• _Given problem_
Reply with one number: how many lines contain the word "équipement".

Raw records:
..........

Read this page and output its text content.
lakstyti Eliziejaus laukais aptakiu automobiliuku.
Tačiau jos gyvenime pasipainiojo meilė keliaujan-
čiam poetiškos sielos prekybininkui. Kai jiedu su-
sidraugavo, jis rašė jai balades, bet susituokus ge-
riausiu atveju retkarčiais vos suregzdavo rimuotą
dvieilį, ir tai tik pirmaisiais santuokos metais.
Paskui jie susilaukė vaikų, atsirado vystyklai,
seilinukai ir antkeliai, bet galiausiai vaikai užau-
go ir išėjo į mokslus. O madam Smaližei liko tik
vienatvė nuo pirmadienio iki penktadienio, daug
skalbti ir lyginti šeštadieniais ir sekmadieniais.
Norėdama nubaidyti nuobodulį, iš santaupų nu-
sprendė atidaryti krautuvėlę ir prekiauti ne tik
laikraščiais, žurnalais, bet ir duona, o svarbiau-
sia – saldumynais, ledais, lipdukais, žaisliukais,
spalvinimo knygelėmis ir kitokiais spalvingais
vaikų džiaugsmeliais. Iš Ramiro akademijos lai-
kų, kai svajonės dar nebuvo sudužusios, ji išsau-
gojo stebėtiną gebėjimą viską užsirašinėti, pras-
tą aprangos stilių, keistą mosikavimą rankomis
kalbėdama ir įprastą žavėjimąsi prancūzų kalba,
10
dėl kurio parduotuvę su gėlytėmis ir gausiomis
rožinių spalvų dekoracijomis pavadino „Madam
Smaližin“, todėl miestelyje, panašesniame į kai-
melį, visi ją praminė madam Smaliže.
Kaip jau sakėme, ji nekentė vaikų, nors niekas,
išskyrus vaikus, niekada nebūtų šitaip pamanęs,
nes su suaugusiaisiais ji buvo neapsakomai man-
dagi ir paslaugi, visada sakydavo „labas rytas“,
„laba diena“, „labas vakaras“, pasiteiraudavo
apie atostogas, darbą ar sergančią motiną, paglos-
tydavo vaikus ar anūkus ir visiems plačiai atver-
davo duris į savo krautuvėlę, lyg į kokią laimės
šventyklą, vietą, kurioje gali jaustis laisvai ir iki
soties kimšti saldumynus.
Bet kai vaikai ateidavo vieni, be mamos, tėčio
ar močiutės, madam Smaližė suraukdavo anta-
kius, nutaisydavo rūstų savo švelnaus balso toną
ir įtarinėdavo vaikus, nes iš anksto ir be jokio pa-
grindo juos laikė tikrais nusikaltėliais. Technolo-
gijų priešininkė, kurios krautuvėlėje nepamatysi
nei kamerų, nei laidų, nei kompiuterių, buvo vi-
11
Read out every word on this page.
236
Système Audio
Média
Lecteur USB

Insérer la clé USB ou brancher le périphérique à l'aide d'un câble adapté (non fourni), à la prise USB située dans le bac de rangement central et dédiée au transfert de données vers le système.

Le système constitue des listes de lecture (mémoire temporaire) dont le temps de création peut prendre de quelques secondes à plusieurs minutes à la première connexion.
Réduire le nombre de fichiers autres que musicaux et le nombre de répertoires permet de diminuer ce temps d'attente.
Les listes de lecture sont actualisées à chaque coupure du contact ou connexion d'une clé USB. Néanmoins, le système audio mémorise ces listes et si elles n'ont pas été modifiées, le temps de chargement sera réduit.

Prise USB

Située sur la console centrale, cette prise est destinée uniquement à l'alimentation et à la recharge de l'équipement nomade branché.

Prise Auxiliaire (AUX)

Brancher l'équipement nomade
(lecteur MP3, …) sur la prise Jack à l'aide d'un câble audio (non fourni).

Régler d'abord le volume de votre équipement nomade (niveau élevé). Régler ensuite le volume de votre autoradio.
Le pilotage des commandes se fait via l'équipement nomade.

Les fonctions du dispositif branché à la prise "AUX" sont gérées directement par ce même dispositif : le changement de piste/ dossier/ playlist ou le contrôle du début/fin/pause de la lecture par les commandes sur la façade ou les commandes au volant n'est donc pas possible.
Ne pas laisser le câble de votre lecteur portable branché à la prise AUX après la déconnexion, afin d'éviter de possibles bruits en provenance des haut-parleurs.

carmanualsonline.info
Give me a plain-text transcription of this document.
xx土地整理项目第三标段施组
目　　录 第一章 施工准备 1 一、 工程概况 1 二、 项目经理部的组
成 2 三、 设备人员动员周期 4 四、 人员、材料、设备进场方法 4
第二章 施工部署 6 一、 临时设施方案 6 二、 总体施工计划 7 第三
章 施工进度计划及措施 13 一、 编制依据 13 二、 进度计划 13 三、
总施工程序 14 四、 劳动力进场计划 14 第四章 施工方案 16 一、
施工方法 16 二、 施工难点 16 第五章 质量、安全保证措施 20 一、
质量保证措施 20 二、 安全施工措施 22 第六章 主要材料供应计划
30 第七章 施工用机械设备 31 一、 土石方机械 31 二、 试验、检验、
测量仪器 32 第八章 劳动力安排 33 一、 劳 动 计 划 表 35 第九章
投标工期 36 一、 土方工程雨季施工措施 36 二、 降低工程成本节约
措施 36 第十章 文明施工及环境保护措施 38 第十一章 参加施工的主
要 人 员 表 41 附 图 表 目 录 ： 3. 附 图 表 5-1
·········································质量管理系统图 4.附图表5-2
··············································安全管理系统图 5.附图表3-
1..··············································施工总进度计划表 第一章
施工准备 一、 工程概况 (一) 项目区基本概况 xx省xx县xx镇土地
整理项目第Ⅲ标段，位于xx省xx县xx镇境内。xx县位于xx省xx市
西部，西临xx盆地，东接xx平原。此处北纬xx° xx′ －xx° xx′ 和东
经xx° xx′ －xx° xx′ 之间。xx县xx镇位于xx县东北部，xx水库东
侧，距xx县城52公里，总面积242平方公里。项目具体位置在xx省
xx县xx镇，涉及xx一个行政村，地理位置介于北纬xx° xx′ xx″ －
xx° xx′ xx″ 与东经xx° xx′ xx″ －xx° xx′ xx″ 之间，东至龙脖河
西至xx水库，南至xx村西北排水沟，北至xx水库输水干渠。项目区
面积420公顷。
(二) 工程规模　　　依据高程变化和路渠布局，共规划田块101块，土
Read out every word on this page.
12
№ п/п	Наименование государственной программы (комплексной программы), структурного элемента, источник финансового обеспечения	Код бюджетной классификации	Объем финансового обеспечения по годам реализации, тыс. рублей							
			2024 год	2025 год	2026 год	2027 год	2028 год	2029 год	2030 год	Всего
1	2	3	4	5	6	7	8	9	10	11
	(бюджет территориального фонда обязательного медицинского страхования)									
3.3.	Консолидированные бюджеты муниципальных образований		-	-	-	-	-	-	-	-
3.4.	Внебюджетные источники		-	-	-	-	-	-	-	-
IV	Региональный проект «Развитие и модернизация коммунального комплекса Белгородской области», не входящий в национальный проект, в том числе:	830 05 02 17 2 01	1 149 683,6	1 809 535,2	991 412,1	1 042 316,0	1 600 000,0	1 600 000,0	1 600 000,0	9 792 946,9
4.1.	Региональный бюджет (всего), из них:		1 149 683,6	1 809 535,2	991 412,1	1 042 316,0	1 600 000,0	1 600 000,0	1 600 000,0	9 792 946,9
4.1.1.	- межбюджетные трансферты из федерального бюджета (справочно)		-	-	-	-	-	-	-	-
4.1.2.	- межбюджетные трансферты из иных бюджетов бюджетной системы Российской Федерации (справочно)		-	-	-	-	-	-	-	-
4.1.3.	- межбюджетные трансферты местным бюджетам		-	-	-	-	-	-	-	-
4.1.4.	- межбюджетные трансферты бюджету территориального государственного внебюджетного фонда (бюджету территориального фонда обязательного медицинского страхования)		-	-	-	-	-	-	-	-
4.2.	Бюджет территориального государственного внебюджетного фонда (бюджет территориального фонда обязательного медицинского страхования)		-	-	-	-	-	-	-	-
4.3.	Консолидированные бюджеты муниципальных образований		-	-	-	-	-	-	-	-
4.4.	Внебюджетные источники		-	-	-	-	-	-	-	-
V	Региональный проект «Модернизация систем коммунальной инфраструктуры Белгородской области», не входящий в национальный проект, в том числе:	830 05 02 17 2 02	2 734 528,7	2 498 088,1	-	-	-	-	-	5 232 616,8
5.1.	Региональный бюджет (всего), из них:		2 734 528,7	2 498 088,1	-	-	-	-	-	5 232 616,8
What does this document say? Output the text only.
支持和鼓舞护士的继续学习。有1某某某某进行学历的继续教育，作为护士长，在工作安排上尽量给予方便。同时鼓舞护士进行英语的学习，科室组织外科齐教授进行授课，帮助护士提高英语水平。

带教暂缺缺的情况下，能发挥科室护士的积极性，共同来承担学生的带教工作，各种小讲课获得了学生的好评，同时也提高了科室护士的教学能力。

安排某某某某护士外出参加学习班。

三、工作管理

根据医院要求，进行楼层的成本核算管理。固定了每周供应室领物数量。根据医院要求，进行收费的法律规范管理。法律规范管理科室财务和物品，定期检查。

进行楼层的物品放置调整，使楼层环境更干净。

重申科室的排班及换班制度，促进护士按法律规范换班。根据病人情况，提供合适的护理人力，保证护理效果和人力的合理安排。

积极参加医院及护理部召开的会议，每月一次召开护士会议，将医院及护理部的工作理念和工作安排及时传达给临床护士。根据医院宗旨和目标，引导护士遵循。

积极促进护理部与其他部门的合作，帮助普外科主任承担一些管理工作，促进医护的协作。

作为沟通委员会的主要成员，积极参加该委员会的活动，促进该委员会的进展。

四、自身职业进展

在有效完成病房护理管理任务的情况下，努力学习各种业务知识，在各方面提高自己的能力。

..........

• _Final result_
4